— start Data records —

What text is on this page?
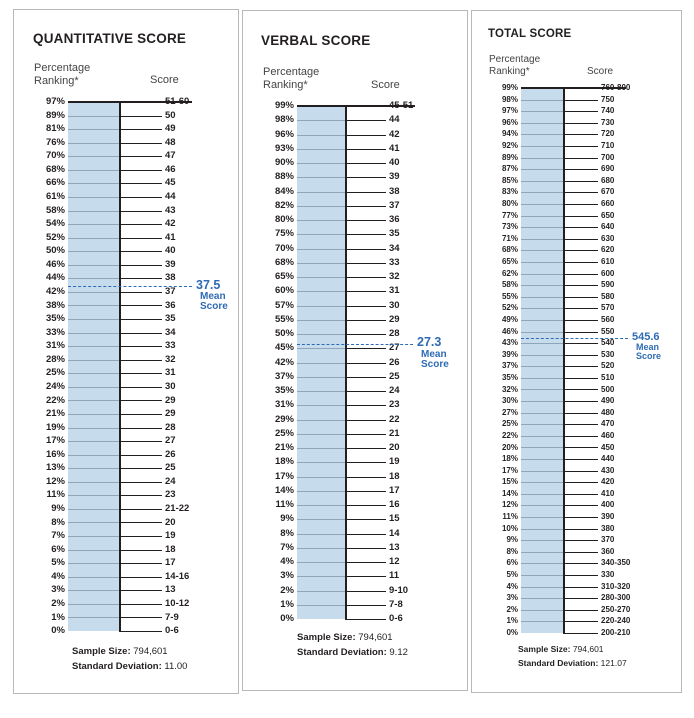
QUANTITATIVE SCORE
Percentage
Ranking*	Score
97%	51-60
89%	50
81%	49
76%	48
70%	47
68%	46
66%	45
61%	44
58%	43
54%	42
52%	41
50%	40
46%	39
44%	38
42%	37
38%	36
35%	35
33%	34
31%	33
28%	32
25%	31
24%	30
22%	29
21%	29
19%	28
17%	27
16%	26
13%	25
12%	24
11%	23
9%	21-22
8%	20
7%	19
6%	18
5%	17
4%	14-16
3%	13
2%	10-12
1%	7-9
0%	0-6
37.5
Mean
Score
Sample Size: 794,601
Standard Deviation: 11.00
VERBAL SCORE
Percentage
Ranking*	Score
99%	45-51
98%	44
96%	42
93%	41
90%	40
88%	39
84%	38
82%	37
80%	36
75%	35
70%	34
68%	33
65%	32
60%	31
57%	30
55%	29
50%	28
45%	27
42%	26
37%	25
35%	24
31%	23
29%	22
25%	21
21%	20
18%	19
17%	18
14%	17
11%	16
9%	15
8%	14
7%	13
4%	12
3%	11
2%	9-10
1%	7-8
0%	0-6
27.3
Mean
Score
Sample Size: 794,601
Standard Deviation: 9.12
TOTAL SCORE
Percentage
Ranking*	Score
99%	760-800
98%	750
97%	740
96%	730
94%	720
92%	710
89%	700
87%	690
85%	680
83%	670
80%	660
77%	650
73%	640
71%	630
68%	620
65%	610
62%	600
58%	590
55%	580
52%	570
49%	560
46%	550
43%	540
39%	530
37%	520
35%	510
32%	500
30%	490
27%	480
25%	470
22%	460
20%	450
18%	440
17%	430
15%	420
14%	410
12%	400
11%	390
10%	380
9%	370
8%	360
6%	340-350
5%	330
4%	310-320
3%	280-300
2%	250-270
1%	220-240
0%	200-210
545.6
Mean
Score
Sample Size: 794,601
Standard Deviation: 121.07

— end Data records —

_Short problem_: Print all of the records shown above exactly, leaving out each picture.

_Task response_:
What text is on this page?
QUANTITATIVE SCORE
Percentage
Ranking*	Score
97%	51-60
89%	50
81%	49
76%	48
70%	47
68%	46
66%	45
61%	44
58%	43
54%	42
52%	41
50%	40
46%	39
44%	38
42%	37
38%	36
35%	35
33%	34
31%	33
28%	32
25%	31
24%	30
22%	29
21%	29
19%	28
17%	27
16%	26
13%	25
12%	24
11%	23
9%	21-22
8%	20
7%	19
6%	18
5%	17
4%	14-16
3%	13
2%	10-12
1%	7-9
0%	0-6
37.5
Mean
Score
Sample Size: 794,601
Standard Deviation: 11.00
VERBAL SCORE
Percentage
Ranking*	Score
99%	45-51
98%	44
96%	42
93%	41
90%	40
88%	39
84%	38
82%	37
80%	36
75%	35
70%	34
68%	33
65%	32
60%	31
57%	30
55%	29
50%	28
45%	27
42%	26
37%	25
35%	24
31%	23
29%	22
25%	21
21%	20
18%	19
17%	18
14%	17
11%	16
9%	15
8%	14
7%	13
4%	12
3%	11
2%	9-10
1%	7-8
0%	0-6
27.3
Mean
Score
Sample Size: 794,601
Standard Deviation: 9.12
TOTAL SCORE
Percentage
Ranking*	Score
99%	760-800
98%	750
97%	740
96%	730
94%	720
92%	710
89%	700
87%	690
85%	680
83%	670
80%	660
77%	650
73%	640
71%	630
68%	620
65%	610
62%	600
58%	590
55%	580
52%	570
49%	560
46%	550
43%	540
39%	530
37%	520
35%	510
32%	500
30%	490
27%	480
25%	470
22%	460
20%	450
18%	440
17%	430
15%	420
14%	410
12%	400
11%	390
10%	380
9%	370
8%	360
6%	340-350
5%	330
4%	310-320
3%	280-300
2%	250-270
1%	220-240
0%	200-210
545.6
Mean
Score
Sample Size: 794,601
Standard Deviation: 121.07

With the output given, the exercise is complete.